PROBLEM REQUIREMENTS
Strip the pictures and reproduce the rest of the listing exactly.

--- Begin DATA EXCERPTS ---

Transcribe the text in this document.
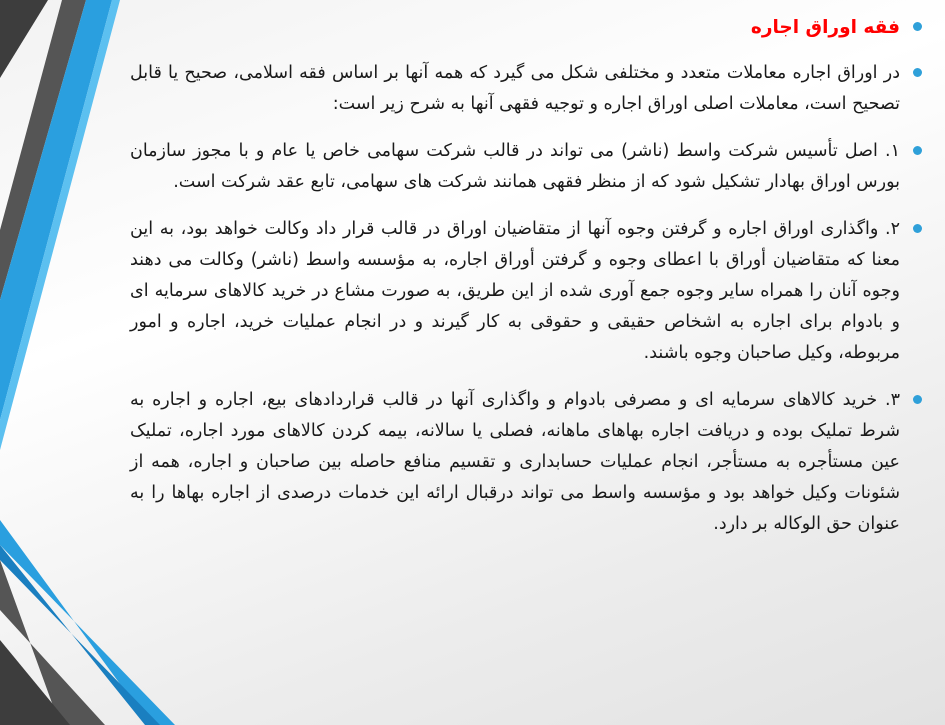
فقه اوراق اجاره
در اوراق اجاره معاملات متعدد و مختلفی شکل می گیرد که همه آنها بر اساس فقه اسلامی، صحیح یا قابل تصحیح است، معاملات اصلی اوراق اجاره و توجیه فقهی آنها به شرح زیر است:
۱. اصل تأسیس شرکت واسط (ناشر) می تواند در قالب شرکت سهامی خاص یا عام و با مجوز سازمان بورس اوراق بهادار تشکیل شود که از منظر فقهی همانند شرکت های سهامی، تابع عقد شرکت است.
۲. واگذاری اوراق اجاره و گرفتن وجوه آنها از متقاضیان اوراق در قالب قرار داد وکالت خواهد بود، به این معنا که متقاضیان أوراق با اعطای وجوه و گرفتن أوراق اجاره، به مؤسسه واسط (ناشر) وکالت می دهند وجوه آنان را همراه سایر وجوه جمع آوری شده از این طریق، به صورت مشاع در خرید کالاهای سرمایه ای و بادوام برای اجاره به اشخاص حقیقی و حقوقی به کار گیرند و در انجام عملیات خرید، اجاره و امور مربوطه، وکیل صاحبان وجوه باشند.
۳. خرید کالاهای سرمایه ای و مصرفی بادوام و واگذاری آنها در قالب قراردادهای بیع، اجاره و اجاره به شرط تملیک بوده و دریافت اجاره بهاهای ماهانه، فصلی یا سالانه، بیمه کردن کالاهای مورد اجاره، تملیک عین مستأجره به مستأجر، انجام عملیات حسابداری و تقسیم منافع حاصله بین صاحبان و اجاره، همه از شئونات وکیل خواهد بود و مؤسسه واسط می تواند درقبال ارائه این خدمات درصدی از اجاره بهاها را به عنوان حق الوکاله بر دارد.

--- End DATA EXCERPTS ---

PROBLEM SOLUTION
Transcribe the text in this document.
فقه اوراق اجاره
در اوراق اجاره معاملات متعدد و مختلفی شکل می گیرد که همه آنها بر اساس فقه اسلامی، صحیح یا قابل تصحیح است، معاملات اصلی اوراق اجاره و توجیه فقهی آنها به شرح زیر است:
۱. اصل تأسیس شرکت واسط (ناشر) می تواند در قالب شرکت سهامی خاص یا عام و با مجوز سازمان بورس اوراق بهادار تشکیل شود که از منظر فقهی همانند شرکت های سهامی، تابع عقد شرکت است.
۲. واگذاری اوراق اجاره و گرفتن وجوه آنها از متقاضیان اوراق در قالب قرار داد وکالت خواهد بود، به این معنا که متقاضیان أوراق با اعطای وجوه و گرفتن أوراق اجاره، به مؤسسه واسط (ناشر) وکالت می دهند وجوه آنان را همراه سایر وجوه جمع آوری شده از این طریق، به صورت مشاع در خرید کالاهای سرمایه ای و بادوام برای اجاره به اشخاص حقیقی و حقوقی به کار گیرند و در انجام عملیات خرید، اجاره و امور مربوطه، وکیل صاحبان وجوه باشند.
۳. خرید کالاهای سرمایه ای و مصرفی بادوام و واگذاری آنها در قالب قراردادهای بیع، اجاره و اجاره به شرط تملیک بوده و دریافت اجاره بهاهای ماهانه، فصلی یا سالانه، بیمه کردن کالاهای مورد اجاره، تملیک عین مستأجره به مستأجر، انجام عملیات حسابداری و تقسیم منافع حاصله بین صاحبان و اجاره، همه از شئونات وکیل خواهد بود و مؤسسه واسط می تواند درقبال ارائه این خدمات درصدی از اجاره بهاها را به عنوان حق الوکاله بر دارد.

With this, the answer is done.